### [Task requirements]
Your answer should be a single number: the count of lines containing the string "para".

++++

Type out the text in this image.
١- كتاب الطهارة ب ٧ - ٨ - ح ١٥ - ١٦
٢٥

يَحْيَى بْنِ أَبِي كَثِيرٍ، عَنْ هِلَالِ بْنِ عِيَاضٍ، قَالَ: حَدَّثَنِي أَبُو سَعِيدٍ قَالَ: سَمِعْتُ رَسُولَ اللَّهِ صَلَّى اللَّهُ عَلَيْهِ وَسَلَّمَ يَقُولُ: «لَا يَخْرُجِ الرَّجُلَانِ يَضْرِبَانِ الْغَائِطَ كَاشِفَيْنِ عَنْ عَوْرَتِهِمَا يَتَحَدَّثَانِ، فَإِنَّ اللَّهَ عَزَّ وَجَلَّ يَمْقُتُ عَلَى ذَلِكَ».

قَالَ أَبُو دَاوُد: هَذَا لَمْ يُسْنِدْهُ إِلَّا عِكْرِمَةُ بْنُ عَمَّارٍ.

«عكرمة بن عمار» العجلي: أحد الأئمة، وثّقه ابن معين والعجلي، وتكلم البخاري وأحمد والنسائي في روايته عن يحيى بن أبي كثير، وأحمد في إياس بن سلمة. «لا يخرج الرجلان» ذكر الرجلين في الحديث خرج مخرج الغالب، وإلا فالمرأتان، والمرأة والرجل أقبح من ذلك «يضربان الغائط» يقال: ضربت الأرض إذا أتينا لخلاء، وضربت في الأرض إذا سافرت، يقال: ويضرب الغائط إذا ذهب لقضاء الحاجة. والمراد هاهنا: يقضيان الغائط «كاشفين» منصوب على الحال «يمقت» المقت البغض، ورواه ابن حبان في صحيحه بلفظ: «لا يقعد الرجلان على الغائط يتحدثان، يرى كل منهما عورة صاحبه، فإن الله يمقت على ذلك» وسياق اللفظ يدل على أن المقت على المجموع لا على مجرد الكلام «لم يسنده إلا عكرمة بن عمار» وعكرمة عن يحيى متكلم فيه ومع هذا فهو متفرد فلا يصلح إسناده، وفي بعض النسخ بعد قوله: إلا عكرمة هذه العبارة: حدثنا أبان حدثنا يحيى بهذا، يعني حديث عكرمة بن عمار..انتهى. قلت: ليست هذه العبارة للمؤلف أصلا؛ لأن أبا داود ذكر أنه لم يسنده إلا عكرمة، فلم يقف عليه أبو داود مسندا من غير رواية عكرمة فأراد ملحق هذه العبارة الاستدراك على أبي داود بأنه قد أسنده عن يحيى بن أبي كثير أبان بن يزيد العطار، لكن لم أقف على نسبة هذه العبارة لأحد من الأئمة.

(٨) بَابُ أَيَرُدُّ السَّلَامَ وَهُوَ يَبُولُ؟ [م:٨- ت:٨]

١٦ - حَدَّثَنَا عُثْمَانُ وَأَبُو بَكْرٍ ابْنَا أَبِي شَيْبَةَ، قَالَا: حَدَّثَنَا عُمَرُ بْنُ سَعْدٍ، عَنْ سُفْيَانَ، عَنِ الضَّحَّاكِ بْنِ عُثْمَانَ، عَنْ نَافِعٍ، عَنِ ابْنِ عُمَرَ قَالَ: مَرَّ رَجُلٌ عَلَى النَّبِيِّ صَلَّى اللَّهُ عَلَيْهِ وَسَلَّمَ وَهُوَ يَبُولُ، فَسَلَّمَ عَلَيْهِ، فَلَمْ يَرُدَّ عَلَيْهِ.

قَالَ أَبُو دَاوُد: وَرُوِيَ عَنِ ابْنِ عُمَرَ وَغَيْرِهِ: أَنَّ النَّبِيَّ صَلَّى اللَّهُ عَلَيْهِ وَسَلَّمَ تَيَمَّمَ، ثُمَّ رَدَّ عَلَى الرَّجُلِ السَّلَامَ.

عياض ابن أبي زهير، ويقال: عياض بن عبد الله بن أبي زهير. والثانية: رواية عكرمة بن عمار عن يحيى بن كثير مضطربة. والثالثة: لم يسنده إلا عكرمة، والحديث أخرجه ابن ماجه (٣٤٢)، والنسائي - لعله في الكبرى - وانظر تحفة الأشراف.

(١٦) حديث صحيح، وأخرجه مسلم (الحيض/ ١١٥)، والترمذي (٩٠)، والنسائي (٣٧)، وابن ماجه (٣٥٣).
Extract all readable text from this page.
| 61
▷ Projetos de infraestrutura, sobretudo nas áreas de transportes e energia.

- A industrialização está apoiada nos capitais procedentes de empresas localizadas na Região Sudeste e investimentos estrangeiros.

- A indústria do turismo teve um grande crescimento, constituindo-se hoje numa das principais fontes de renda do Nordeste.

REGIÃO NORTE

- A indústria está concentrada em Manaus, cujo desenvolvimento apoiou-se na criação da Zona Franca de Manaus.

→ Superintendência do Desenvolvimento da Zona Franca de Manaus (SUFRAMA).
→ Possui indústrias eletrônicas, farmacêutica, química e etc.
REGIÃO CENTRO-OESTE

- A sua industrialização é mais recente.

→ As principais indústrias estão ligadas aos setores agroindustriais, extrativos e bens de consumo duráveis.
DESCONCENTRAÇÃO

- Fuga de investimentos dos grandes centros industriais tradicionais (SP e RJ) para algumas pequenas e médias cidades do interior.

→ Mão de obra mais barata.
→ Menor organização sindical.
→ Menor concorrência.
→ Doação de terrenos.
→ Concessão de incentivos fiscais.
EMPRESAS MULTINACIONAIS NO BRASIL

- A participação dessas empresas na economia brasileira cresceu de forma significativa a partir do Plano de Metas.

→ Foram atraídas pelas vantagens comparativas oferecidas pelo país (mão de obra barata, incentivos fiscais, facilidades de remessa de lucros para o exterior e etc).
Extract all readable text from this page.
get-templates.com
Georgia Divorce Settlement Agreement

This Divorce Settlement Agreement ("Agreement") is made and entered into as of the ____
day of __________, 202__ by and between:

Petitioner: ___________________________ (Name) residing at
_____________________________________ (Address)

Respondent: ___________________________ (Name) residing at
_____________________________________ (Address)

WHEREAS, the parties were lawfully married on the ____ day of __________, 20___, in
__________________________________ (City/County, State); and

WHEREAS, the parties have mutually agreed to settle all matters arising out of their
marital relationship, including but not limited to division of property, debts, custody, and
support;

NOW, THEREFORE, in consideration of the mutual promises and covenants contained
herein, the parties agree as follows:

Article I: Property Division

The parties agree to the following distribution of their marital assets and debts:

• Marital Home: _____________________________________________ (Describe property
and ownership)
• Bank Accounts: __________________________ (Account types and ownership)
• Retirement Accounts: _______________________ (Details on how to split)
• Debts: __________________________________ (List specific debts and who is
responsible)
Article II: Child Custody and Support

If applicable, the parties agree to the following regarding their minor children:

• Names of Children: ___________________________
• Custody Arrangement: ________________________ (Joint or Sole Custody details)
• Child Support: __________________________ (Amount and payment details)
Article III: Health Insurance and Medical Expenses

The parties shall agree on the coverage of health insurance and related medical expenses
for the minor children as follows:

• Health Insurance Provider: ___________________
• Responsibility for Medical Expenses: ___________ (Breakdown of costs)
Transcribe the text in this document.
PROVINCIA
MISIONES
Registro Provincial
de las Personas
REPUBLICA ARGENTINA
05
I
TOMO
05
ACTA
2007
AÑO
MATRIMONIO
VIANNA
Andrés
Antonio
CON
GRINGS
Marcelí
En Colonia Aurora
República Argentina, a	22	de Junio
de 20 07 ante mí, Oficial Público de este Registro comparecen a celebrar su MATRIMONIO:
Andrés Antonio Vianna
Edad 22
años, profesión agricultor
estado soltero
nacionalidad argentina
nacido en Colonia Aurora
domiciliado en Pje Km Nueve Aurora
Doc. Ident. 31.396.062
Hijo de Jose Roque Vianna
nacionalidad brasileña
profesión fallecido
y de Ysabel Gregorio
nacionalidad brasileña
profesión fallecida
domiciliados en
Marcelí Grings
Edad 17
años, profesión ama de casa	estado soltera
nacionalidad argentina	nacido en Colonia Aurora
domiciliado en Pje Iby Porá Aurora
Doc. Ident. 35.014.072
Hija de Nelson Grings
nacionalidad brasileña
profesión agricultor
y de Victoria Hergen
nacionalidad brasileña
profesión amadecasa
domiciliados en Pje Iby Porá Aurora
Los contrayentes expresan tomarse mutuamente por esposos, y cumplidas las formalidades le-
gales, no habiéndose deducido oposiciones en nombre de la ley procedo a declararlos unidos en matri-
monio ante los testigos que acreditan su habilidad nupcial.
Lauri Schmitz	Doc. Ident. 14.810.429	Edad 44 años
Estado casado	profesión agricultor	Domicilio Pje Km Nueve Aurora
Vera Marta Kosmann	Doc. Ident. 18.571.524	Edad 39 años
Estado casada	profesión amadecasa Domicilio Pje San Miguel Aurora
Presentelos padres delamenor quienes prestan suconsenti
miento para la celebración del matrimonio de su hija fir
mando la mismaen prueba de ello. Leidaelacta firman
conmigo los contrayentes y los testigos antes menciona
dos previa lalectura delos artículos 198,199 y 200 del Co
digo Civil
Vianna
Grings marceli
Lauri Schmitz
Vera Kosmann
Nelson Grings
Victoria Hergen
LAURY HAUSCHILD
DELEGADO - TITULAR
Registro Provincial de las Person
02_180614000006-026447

++++

### [Problem solution]
3